Problem.
Count how many lines of the data below contain the string "whole"; the reply should be that number alone.

_____

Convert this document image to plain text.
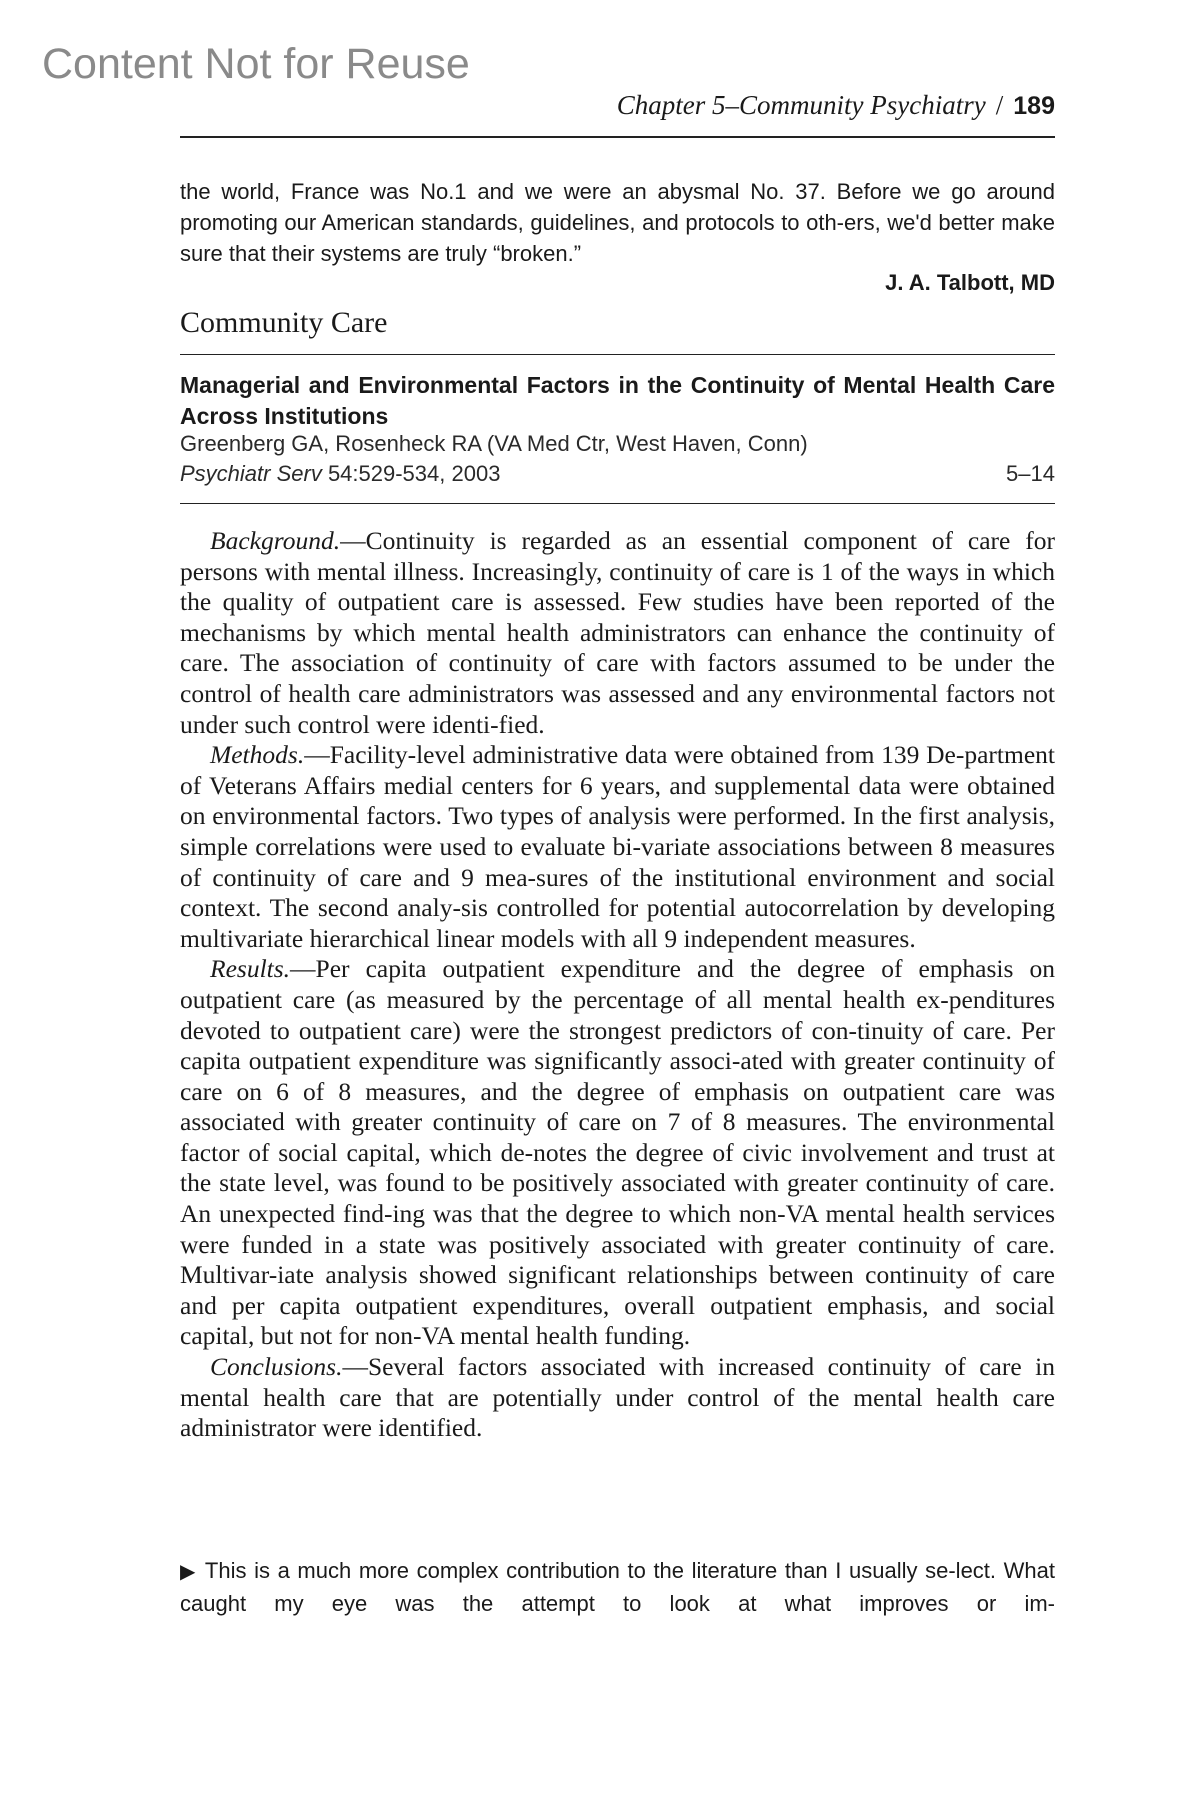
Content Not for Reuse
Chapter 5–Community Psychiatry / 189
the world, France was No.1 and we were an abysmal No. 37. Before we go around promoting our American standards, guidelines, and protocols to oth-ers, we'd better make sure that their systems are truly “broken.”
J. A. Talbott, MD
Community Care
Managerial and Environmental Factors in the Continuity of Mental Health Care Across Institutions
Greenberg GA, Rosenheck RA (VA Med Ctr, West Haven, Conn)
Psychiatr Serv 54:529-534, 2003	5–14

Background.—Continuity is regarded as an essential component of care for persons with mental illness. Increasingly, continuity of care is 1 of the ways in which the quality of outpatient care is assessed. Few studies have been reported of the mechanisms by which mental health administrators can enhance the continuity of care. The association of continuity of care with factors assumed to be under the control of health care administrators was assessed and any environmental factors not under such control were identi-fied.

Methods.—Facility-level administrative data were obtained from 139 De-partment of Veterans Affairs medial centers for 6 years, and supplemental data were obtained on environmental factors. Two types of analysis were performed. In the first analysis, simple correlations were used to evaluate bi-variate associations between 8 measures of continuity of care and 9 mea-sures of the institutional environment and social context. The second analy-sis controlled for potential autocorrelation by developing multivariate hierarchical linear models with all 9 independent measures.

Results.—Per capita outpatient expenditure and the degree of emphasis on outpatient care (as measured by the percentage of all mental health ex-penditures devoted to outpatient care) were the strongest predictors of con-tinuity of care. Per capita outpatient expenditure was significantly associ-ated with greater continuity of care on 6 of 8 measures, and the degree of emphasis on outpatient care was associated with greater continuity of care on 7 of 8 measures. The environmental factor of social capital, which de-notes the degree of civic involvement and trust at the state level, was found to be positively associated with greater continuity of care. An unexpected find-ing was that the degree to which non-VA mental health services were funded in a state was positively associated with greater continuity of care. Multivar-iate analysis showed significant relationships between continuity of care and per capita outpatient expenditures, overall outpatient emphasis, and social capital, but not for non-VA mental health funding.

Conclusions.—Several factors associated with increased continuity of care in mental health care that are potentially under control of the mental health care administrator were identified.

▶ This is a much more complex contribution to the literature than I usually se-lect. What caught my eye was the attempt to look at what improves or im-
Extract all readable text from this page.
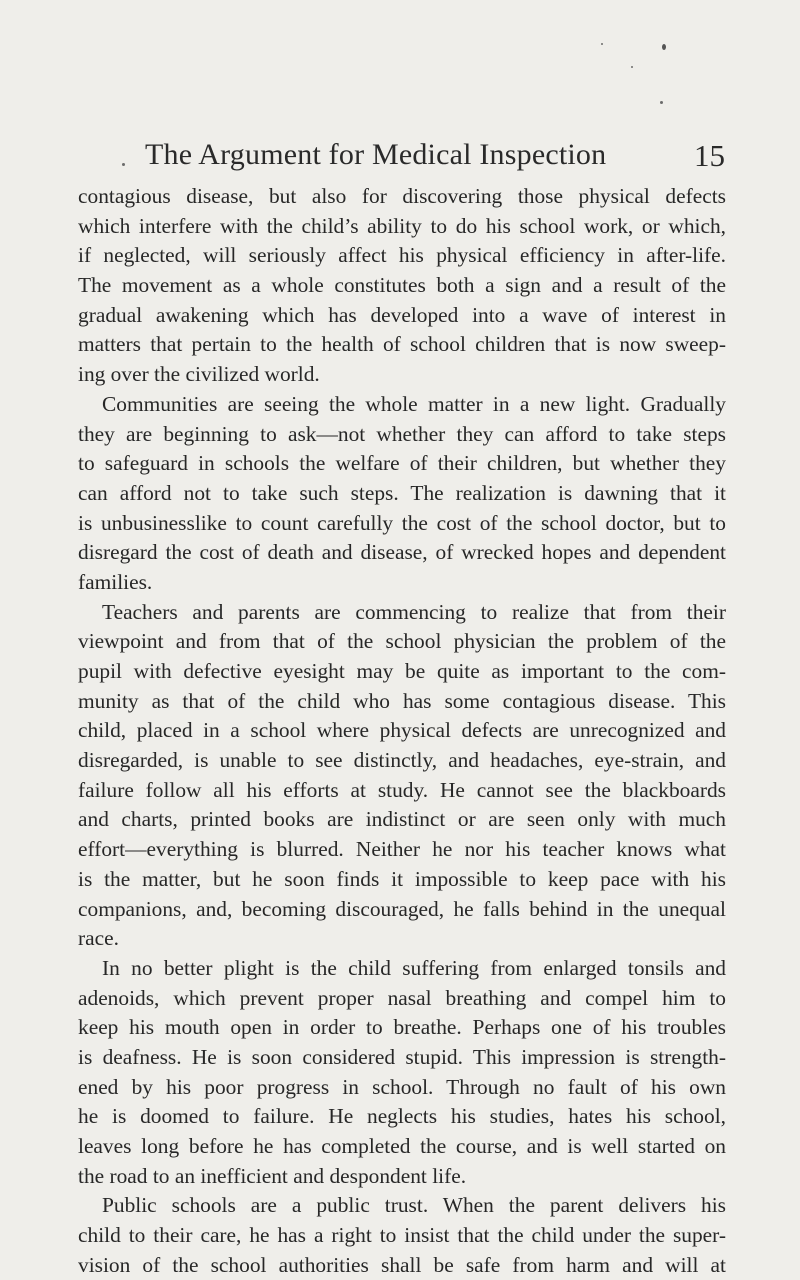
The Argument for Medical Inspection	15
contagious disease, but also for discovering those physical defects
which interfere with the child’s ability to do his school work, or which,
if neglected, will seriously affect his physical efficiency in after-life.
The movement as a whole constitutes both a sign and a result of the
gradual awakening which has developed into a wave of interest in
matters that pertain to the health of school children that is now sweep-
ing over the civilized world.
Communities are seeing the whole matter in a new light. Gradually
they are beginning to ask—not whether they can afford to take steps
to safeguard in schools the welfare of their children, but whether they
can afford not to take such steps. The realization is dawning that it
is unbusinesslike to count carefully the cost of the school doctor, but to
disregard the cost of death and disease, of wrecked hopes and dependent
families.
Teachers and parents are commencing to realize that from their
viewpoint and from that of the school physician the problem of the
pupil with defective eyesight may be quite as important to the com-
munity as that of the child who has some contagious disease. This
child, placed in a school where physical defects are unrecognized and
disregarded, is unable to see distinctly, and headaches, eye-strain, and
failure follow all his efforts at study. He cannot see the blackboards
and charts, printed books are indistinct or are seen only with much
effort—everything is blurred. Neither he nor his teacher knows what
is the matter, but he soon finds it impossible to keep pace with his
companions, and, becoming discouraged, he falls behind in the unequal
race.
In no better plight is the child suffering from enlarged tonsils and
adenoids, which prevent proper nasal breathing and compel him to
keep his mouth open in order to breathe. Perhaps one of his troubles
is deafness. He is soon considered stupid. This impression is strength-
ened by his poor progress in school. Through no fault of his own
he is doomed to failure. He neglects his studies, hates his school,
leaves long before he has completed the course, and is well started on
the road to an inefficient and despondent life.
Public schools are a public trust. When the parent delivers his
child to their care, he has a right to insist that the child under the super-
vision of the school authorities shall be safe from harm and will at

_____

Answer to the problem.
2